= AIM OF THE TASK =
Read the lines that follow and pick out every one containing the word "ylabel".

= RECORDS SHOWN =
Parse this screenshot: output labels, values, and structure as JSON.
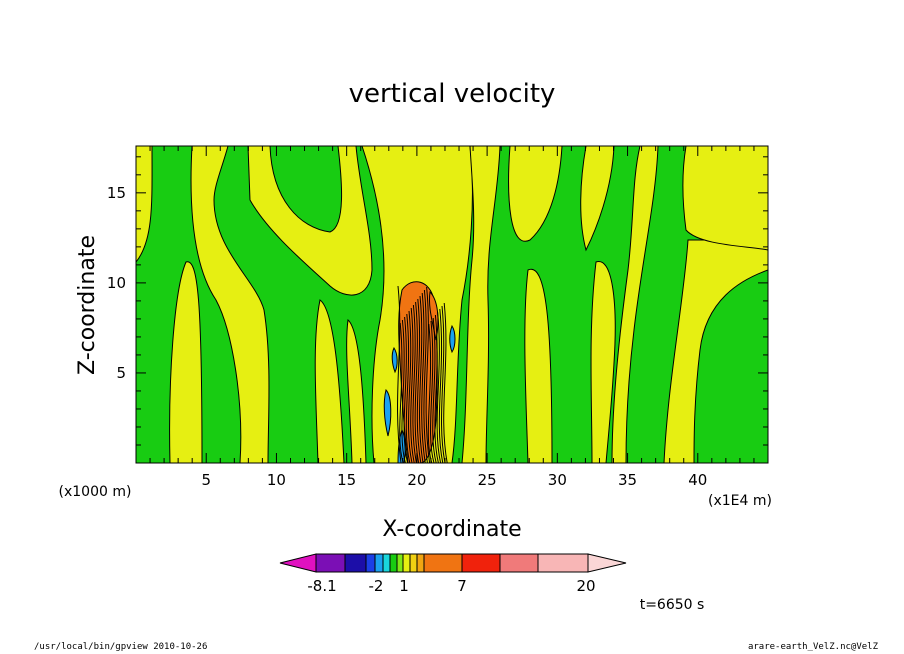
{
  "chart_data": {
    "type": "heatmap",
    "title": "vertical velocity",
    "xlabel": "X-coordinate",
    "ylabel": "Z-coordinate",
    "x_unit_left": "(x1000 m)",
    "x_unit_right": "(x1E4 m)",
    "xlim": [
      0,
      45
    ],
    "ylim": [
      0,
      17.6
    ],
    "x_ticks": [
      "5",
      "10",
      "15",
      "20",
      "25",
      "30",
      "35",
      "40"
    ],
    "x_tick_values": [
      5,
      10,
      15,
      20,
      25,
      30,
      35,
      40
    ],
    "y_ticks": [
      "5",
      "10",
      "15"
    ],
    "y_tick_values": [
      5,
      10,
      15
    ],
    "time_label": "t=6650 s",
    "colorbar": {
      "labels": [
        "-8.1",
        "-2",
        "1",
        "7",
        "20"
      ],
      "colors": [
        "#e011c0",
        "#7b0fb5",
        "#1c0ea8",
        "#1b3fe6",
        "#1aa2f0",
        "#19d6dc",
        "#18cc12",
        "#7fe817",
        "#e6ef12",
        "#f0d012",
        "#f0a512",
        "#f07412",
        "#f0220c",
        "#f07a7a",
        "#f8b6b6",
        "#fad6d6"
      ]
    },
    "regions": {
      "background": "#18cc12",
      "positive": "#e6ef12",
      "strong_up": "#f07412",
      "strong_down": "#1aa2f0"
    }
  },
  "footer": {
    "left": "/usr/local/bin/gpview  2010-10-26",
    "right": "arare-earth_VelZ.nc@VelZ"
  }
}
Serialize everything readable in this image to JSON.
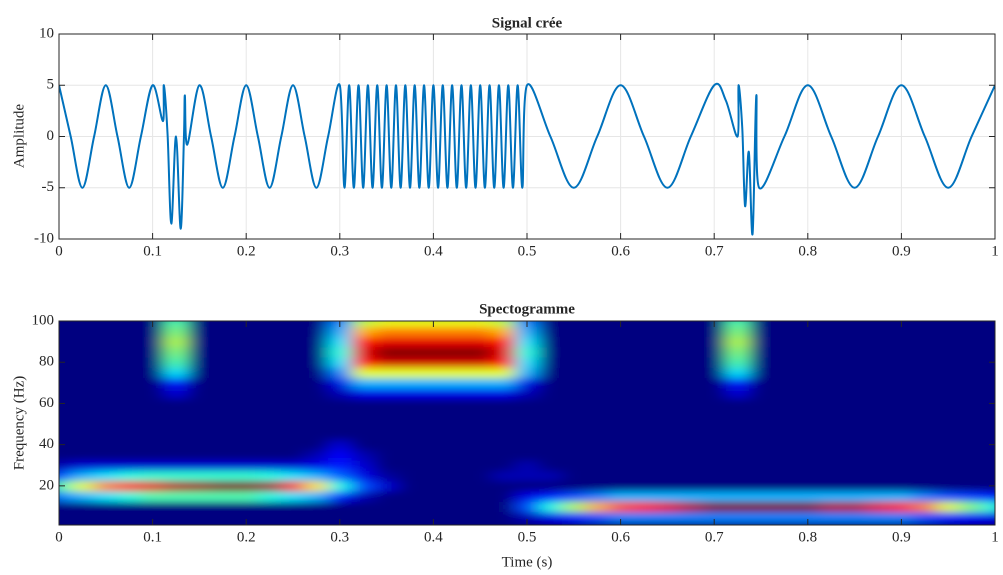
{
  "chart_data": [
    {
      "type": "line",
      "title": "Signal crée",
      "ylabel": "Amplitude",
      "color": "#0072bd",
      "grid": true,
      "xlim": [
        0,
        1
      ],
      "ylim": [
        -10,
        10
      ],
      "xticks": [
        0,
        0.1,
        0.2,
        0.3,
        0.4,
        0.5,
        0.6,
        0.7,
        0.8,
        0.9,
        1
      ],
      "yticks": [
        -10,
        -5,
        0,
        5,
        10
      ],
      "x": [
        0,
        0.0125,
        0.025,
        0.0375,
        0.05,
        0.0625,
        0.075,
        0.0875,
        0.1,
        0.111,
        0.112,
        0.116,
        0.12,
        0.125,
        0.13,
        0.1335,
        0.1345,
        0.137,
        0.15,
        0.1625,
        0.175,
        0.1875,
        0.2,
        0.2125,
        0.225,
        0.2375,
        0.25,
        0.2625,
        0.275,
        0.2875,
        0.3,
        0.305,
        0.31,
        0.315,
        0.32,
        0.325,
        0.33,
        0.335,
        0.34,
        0.345,
        0.35,
        0.355,
        0.36,
        0.365,
        0.37,
        0.375,
        0.38,
        0.385,
        0.39,
        0.395,
        0.4,
        0.405,
        0.41,
        0.415,
        0.42,
        0.425,
        0.43,
        0.435,
        0.44,
        0.445,
        0.45,
        0.455,
        0.46,
        0.465,
        0.47,
        0.475,
        0.48,
        0.485,
        0.49,
        0.495,
        0.5,
        0.525,
        0.55,
        0.575,
        0.6,
        0.625,
        0.65,
        0.675,
        0.7,
        0.7125,
        0.725,
        0.726,
        0.73,
        0.733,
        0.737,
        0.741,
        0.745,
        0.748,
        0.775,
        0.8,
        0.825,
        0.85,
        0.875,
        0.9,
        0.925,
        0.95,
        0.975,
        1
      ],
      "values": [
        5,
        0,
        -5,
        0,
        5,
        0,
        -5,
        0,
        5,
        1.5,
        5,
        0.2,
        -8.5,
        0,
        -9,
        0,
        4,
        -0.8,
        5,
        0,
        -5,
        0,
        5,
        0,
        -5,
        0,
        5,
        0,
        -5,
        0,
        5,
        -5,
        5,
        -5,
        5,
        -5,
        5,
        -5,
        5,
        -5,
        5,
        -5,
        5,
        -5,
        5,
        -5,
        5,
        -5,
        5,
        -5,
        5,
        -5,
        5,
        -5,
        5,
        -5,
        5,
        -5,
        5,
        -5,
        5,
        -5,
        5,
        -5,
        5,
        -5,
        5,
        -5,
        5,
        -5,
        5,
        0,
        -5,
        0,
        5,
        0,
        -5,
        0,
        5,
        3.5,
        0,
        5,
        0.8,
        -6.8,
        -1.5,
        -9.5,
        4,
        -5,
        0,
        5,
        0,
        -5,
        0,
        5,
        0,
        -5,
        0,
        5
      ]
    },
    {
      "type": "heatmap",
      "title": "Spectogramme",
      "xlabel": "Time (s)",
      "ylabel": "Frequency (Hz)",
      "colormap": "jet",
      "xlim": [
        0,
        1
      ],
      "ylim": [
        1,
        100
      ],
      "xticks": [
        0,
        0.1,
        0.2,
        0.3,
        0.4,
        0.5,
        0.6,
        0.7,
        0.8,
        0.9,
        1
      ],
      "yticks": [
        20,
        40,
        60,
        80,
        100
      ],
      "x": [
        0,
        0.025,
        0.05,
        0.075,
        0.1,
        0.125,
        0.15,
        0.175,
        0.2,
        0.225,
        0.25,
        0.275,
        0.3,
        0.325,
        0.35,
        0.375,
        0.4,
        0.425,
        0.45,
        0.475,
        0.5,
        0.525,
        0.55,
        0.575,
        0.6,
        0.625,
        0.65,
        0.675,
        0.7,
        0.725,
        0.75,
        0.775,
        0.8,
        0.825,
        0.85,
        0.875,
        0.9,
        0.925,
        0.95,
        0.975,
        1
      ],
      "y": [
        0,
        5,
        10,
        15,
        20,
        25,
        30,
        35,
        40,
        45,
        50,
        55,
        60,
        65,
        70,
        75,
        80,
        85,
        90,
        95,
        100
      ],
      "z": [
        [
          0,
          0,
          0,
          0,
          0,
          0,
          0,
          0,
          0,
          0,
          0,
          0,
          0,
          0,
          0,
          0,
          0,
          0,
          0,
          0,
          0,
          0,
          0,
          0,
          0,
          0,
          0,
          0,
          0,
          0,
          0,
          0,
          0,
          0,
          0,
          0,
          0,
          0,
          0,
          0,
          0
        ],
        [
          0,
          0,
          0,
          0,
          0,
          0,
          0,
          0,
          0,
          0,
          0,
          0,
          0,
          0,
          0,
          0,
          0,
          0,
          0,
          0,
          0.05,
          0.1,
          0.15,
          0.2,
          0.25,
          0.25,
          0.25,
          0.25,
          0.25,
          0.25,
          0.25,
          0.25,
          0.25,
          0.25,
          0.25,
          0.25,
          0.25,
          0.2,
          0.15,
          0.12,
          0.1
        ],
        [
          0,
          0,
          0,
          0,
          0,
          0,
          0,
          0,
          0,
          0,
          0,
          0,
          0,
          0,
          0,
          0,
          0,
          0,
          0,
          0,
          0.2,
          0.4,
          0.55,
          0.7,
          0.8,
          0.85,
          0.9,
          0.95,
          1,
          1,
          1,
          1,
          1,
          0.95,
          0.95,
          0.9,
          0.85,
          0.75,
          0.6,
          0.5,
          0.4
        ],
        [
          0.25,
          0.3,
          0.35,
          0.4,
          0.45,
          0.45,
          0.45,
          0.45,
          0.45,
          0.4,
          0.35,
          0.3,
          0.15,
          0.05,
          0,
          0,
          0,
          0,
          0,
          0,
          0.1,
          0.15,
          0.2,
          0.25,
          0.3,
          0.3,
          0.3,
          0.3,
          0.3,
          0.3,
          0.3,
          0.3,
          0.3,
          0.3,
          0.3,
          0.3,
          0.3,
          0.25,
          0.2,
          0.18,
          0.15
        ],
        [
          0.45,
          0.6,
          0.75,
          0.85,
          0.9,
          0.95,
          0.97,
          1,
          1,
          0.97,
          0.85,
          0.65,
          0.4,
          0.2,
          0.08,
          0,
          0,
          0,
          0,
          0,
          0,
          0,
          0,
          0,
          0,
          0,
          0,
          0,
          0,
          0,
          0,
          0,
          0,
          0,
          0,
          0,
          0,
          0,
          0,
          0,
          0
        ],
        [
          0.2,
          0.3,
          0.35,
          0.4,
          0.42,
          0.42,
          0.42,
          0.42,
          0.42,
          0.4,
          0.35,
          0.3,
          0.22,
          0.1,
          0.03,
          0,
          0,
          0,
          0,
          0.05,
          0.05,
          0.05,
          0,
          0,
          0,
          0,
          0,
          0,
          0,
          0,
          0,
          0,
          0,
          0,
          0,
          0,
          0,
          0,
          0,
          0,
          0
        ],
        [
          0.05,
          0.08,
          0.08,
          0.08,
          0.08,
          0.08,
          0.08,
          0.08,
          0.08,
          0.08,
          0.08,
          0.1,
          0.15,
          0.08,
          0,
          0,
          0,
          0,
          0,
          0,
          0.05,
          0,
          0,
          0,
          0,
          0,
          0,
          0,
          0,
          0,
          0,
          0,
          0,
          0,
          0,
          0,
          0,
          0,
          0,
          0,
          0
        ],
        [
          0,
          0,
          0,
          0,
          0,
          0,
          0,
          0,
          0,
          0,
          0,
          0.05,
          0.12,
          0.05,
          0,
          0,
          0,
          0,
          0,
          0,
          0,
          0,
          0,
          0,
          0,
          0,
          0,
          0,
          0,
          0,
          0,
          0,
          0,
          0,
          0,
          0,
          0,
          0,
          0,
          0,
          0
        ],
        [
          0,
          0,
          0,
          0,
          0,
          0,
          0,
          0,
          0,
          0,
          0,
          0,
          0.08,
          0,
          0,
          0,
          0,
          0,
          0,
          0,
          0,
          0,
          0,
          0,
          0,
          0,
          0,
          0,
          0,
          0,
          0,
          0,
          0,
          0,
          0,
          0,
          0,
          0,
          0,
          0,
          0
        ],
        [
          0,
          0,
          0,
          0,
          0,
          0,
          0,
          0,
          0,
          0,
          0,
          0,
          0,
          0,
          0,
          0,
          0,
          0,
          0,
          0,
          0,
          0,
          0,
          0,
          0,
          0,
          0,
          0,
          0,
          0,
          0,
          0,
          0,
          0,
          0,
          0,
          0,
          0,
          0,
          0,
          0
        ],
        [
          0,
          0,
          0,
          0,
          0,
          0,
          0,
          0,
          0,
          0,
          0,
          0,
          0,
          0,
          0,
          0,
          0,
          0,
          0,
          0,
          0,
          0,
          0,
          0,
          0,
          0,
          0,
          0,
          0,
          0,
          0,
          0,
          0,
          0,
          0,
          0,
          0,
          0,
          0,
          0,
          0
        ],
        [
          0,
          0,
          0,
          0,
          0,
          0,
          0,
          0,
          0,
          0,
          0,
          0,
          0,
          0,
          0,
          0,
          0,
          0,
          0,
          0,
          0,
          0,
          0,
          0,
          0,
          0,
          0,
          0,
          0,
          0,
          0,
          0,
          0,
          0,
          0,
          0,
          0,
          0,
          0,
          0,
          0
        ],
        [
          0,
          0,
          0,
          0,
          0,
          0,
          0,
          0,
          0,
          0,
          0,
          0,
          0,
          0,
          0,
          0,
          0,
          0,
          0,
          0,
          0,
          0,
          0,
          0,
          0,
          0,
          0,
          0,
          0,
          0,
          0,
          0,
          0,
          0,
          0,
          0,
          0,
          0,
          0,
          0,
          0
        ],
        [
          0,
          0,
          0,
          0,
          0,
          0.08,
          0,
          0,
          0,
          0,
          0,
          0,
          0.05,
          0.1,
          0.1,
          0.1,
          0.1,
          0.1,
          0.1,
          0.1,
          0.05,
          0,
          0,
          0,
          0,
          0,
          0,
          0,
          0,
          0.08,
          0,
          0,
          0,
          0,
          0,
          0,
          0,
          0,
          0,
          0,
          0
        ],
        [
          0,
          0,
          0,
          0,
          0,
          0.15,
          0,
          0,
          0,
          0,
          0,
          0,
          0.1,
          0.3,
          0.3,
          0.3,
          0.3,
          0.3,
          0.3,
          0.3,
          0.1,
          0,
          0,
          0,
          0,
          0,
          0,
          0,
          0,
          0.15,
          0,
          0,
          0,
          0,
          0,
          0,
          0,
          0,
          0,
          0,
          0
        ],
        [
          0,
          0,
          0,
          0,
          0,
          0.35,
          0,
          0,
          0,
          0,
          0,
          0,
          0.25,
          0.6,
          0.6,
          0.6,
          0.6,
          0.6,
          0.6,
          0.6,
          0.3,
          0,
          0,
          0,
          0,
          0,
          0,
          0,
          0,
          0.35,
          0,
          0,
          0,
          0,
          0,
          0,
          0,
          0,
          0,
          0,
          0
        ],
        [
          0,
          0,
          0,
          0,
          0,
          0.45,
          0,
          0,
          0,
          0,
          0,
          0,
          0.35,
          0.85,
          0.92,
          0.92,
          0.92,
          0.92,
          0.92,
          0.85,
          0.35,
          0,
          0,
          0,
          0,
          0,
          0,
          0,
          0,
          0.45,
          0,
          0,
          0,
          0,
          0,
          0,
          0,
          0,
          0,
          0,
          0
        ],
        [
          0,
          0,
          0,
          0,
          0,
          0.5,
          0,
          0,
          0,
          0,
          0,
          0,
          0.4,
          0.9,
          1,
          1,
          1,
          1,
          1,
          0.9,
          0.4,
          0,
          0,
          0,
          0,
          0,
          0,
          0,
          0,
          0.5,
          0,
          0,
          0,
          0,
          0,
          0,
          0,
          0,
          0,
          0,
          0
        ],
        [
          0,
          0,
          0,
          0,
          0,
          0.55,
          0,
          0,
          0,
          0,
          0,
          0,
          0.35,
          0.85,
          0.9,
          0.9,
          0.9,
          0.9,
          0.9,
          0.85,
          0.35,
          0,
          0,
          0,
          0,
          0,
          0,
          0,
          0,
          0.55,
          0,
          0,
          0,
          0,
          0,
          0,
          0,
          0,
          0,
          0,
          0
        ],
        [
          0,
          0,
          0,
          0,
          0,
          0.5,
          0,
          0,
          0,
          0,
          0,
          0,
          0.3,
          0.7,
          0.75,
          0.75,
          0.75,
          0.75,
          0.75,
          0.7,
          0.3,
          0,
          0,
          0,
          0,
          0,
          0,
          0,
          0,
          0.5,
          0,
          0,
          0,
          0,
          0,
          0,
          0,
          0,
          0,
          0,
          0
        ],
        [
          0,
          0,
          0,
          0,
          0,
          0.45,
          0,
          0,
          0,
          0,
          0,
          0,
          0.25,
          0.55,
          0.6,
          0.6,
          0.6,
          0.6,
          0.6,
          0.55,
          0.25,
          0,
          0,
          0,
          0,
          0,
          0,
          0,
          0,
          0.45,
          0,
          0,
          0,
          0,
          0,
          0,
          0,
          0,
          0,
          0,
          0
        ]
      ]
    }
  ]
}
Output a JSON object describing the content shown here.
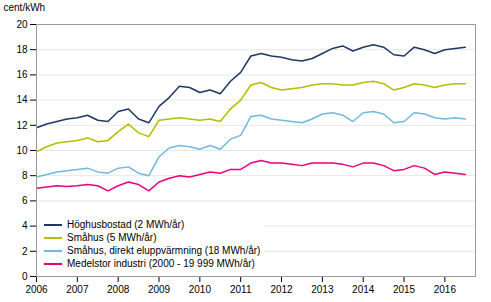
{
  "chart_data": {
    "type": "line",
    "ylabel": "cent/kWh",
    "x": [
      2006.0,
      2006.25,
      2006.5,
      2006.75,
      2007.0,
      2007.25,
      2007.5,
      2007.75,
      2008.0,
      2008.25,
      2008.5,
      2008.75,
      2009.0,
      2009.25,
      2009.5,
      2009.75,
      2010.0,
      2010.25,
      2010.5,
      2010.75,
      2011.0,
      2011.25,
      2011.5,
      2011.75,
      2012.0,
      2012.25,
      2012.5,
      2012.75,
      2013.0,
      2013.25,
      2013.5,
      2013.75,
      2014.0,
      2014.25,
      2014.5,
      2014.75,
      2015.0,
      2015.25,
      2015.5,
      2015.75,
      2016.0,
      2016.25,
      2016.5
    ],
    "series": [
      {
        "name": "Höghusbostad (2 MWh/år)",
        "color": "#1f3864",
        "values": [
          11.8,
          12.1,
          12.3,
          12.5,
          12.6,
          12.8,
          12.4,
          12.3,
          13.1,
          13.3,
          12.5,
          12.2,
          13.5,
          14.2,
          15.1,
          15.0,
          14.6,
          14.8,
          14.5,
          15.5,
          16.2,
          17.5,
          17.7,
          17.5,
          17.4,
          17.2,
          17.1,
          17.3,
          17.7,
          18.1,
          18.3,
          17.9,
          18.2,
          18.4,
          18.2,
          17.6,
          17.5,
          18.2,
          18.0,
          17.7,
          18.0,
          18.1,
          18.2
        ]
      },
      {
        "name": "Småhus (5 MWh/år)",
        "color": "#b5bd00",
        "values": [
          9.9,
          10.3,
          10.6,
          10.7,
          10.8,
          11.0,
          10.7,
          10.8,
          11.5,
          12.1,
          11.4,
          11.1,
          12.4,
          12.5,
          12.6,
          12.5,
          12.4,
          12.5,
          12.3,
          13.3,
          14.0,
          15.2,
          15.4,
          15.0,
          14.8,
          14.9,
          15.0,
          15.2,
          15.3,
          15.3,
          15.2,
          15.2,
          15.4,
          15.5,
          15.3,
          14.8,
          15.0,
          15.3,
          15.2,
          15.0,
          15.2,
          15.3,
          15.3
        ]
      },
      {
        "name": "Småhus, direkt eluppvärmning (18 MWh/år)",
        "color": "#70b8e0",
        "values": [
          7.9,
          8.1,
          8.3,
          8.4,
          8.5,
          8.6,
          8.3,
          8.2,
          8.6,
          8.7,
          8.2,
          8.0,
          9.5,
          10.2,
          10.4,
          10.3,
          10.1,
          10.4,
          10.1,
          10.9,
          11.2,
          12.7,
          12.8,
          12.5,
          12.4,
          12.3,
          12.2,
          12.5,
          12.9,
          13.0,
          12.8,
          12.3,
          13.0,
          13.1,
          12.9,
          12.2,
          12.3,
          13.0,
          12.9,
          12.6,
          12.5,
          12.6,
          12.5
        ]
      },
      {
        "name": "Medelstor industri (2000 - 19 999 MWh/år)",
        "color": "#e8007d",
        "values": [
          7.0,
          7.1,
          7.2,
          7.15,
          7.2,
          7.3,
          7.2,
          6.8,
          7.2,
          7.5,
          7.3,
          6.8,
          7.5,
          7.8,
          8.0,
          7.9,
          8.1,
          8.3,
          8.2,
          8.5,
          8.5,
          9.0,
          9.2,
          9.0,
          9.0,
          8.9,
          8.8,
          9.0,
          9.0,
          9.0,
          8.9,
          8.7,
          9.0,
          9.0,
          8.8,
          8.4,
          8.5,
          8.8,
          8.6,
          8.1,
          8.3,
          8.2,
          8.1
        ]
      }
    ],
    "xlim": [
      2006.0,
      2016.75
    ],
    "xticks": [
      2006,
      2007,
      2008,
      2009,
      2010,
      2011,
      2012,
      2013,
      2014,
      2015,
      2016
    ],
    "ylim": [
      0,
      20
    ],
    "yticks": [
      0,
      2,
      4,
      6,
      8,
      10,
      12,
      14,
      16,
      18,
      20
    ],
    "grid": true,
    "legend": "lower left"
  }
}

= TASK RESPONSE =
    "ylabel": "Z-coordinate",
      "ylabel": "Amplitude",
      "ylabel": "Frequency (Hz)",
    "ylabel": "cent/kWh",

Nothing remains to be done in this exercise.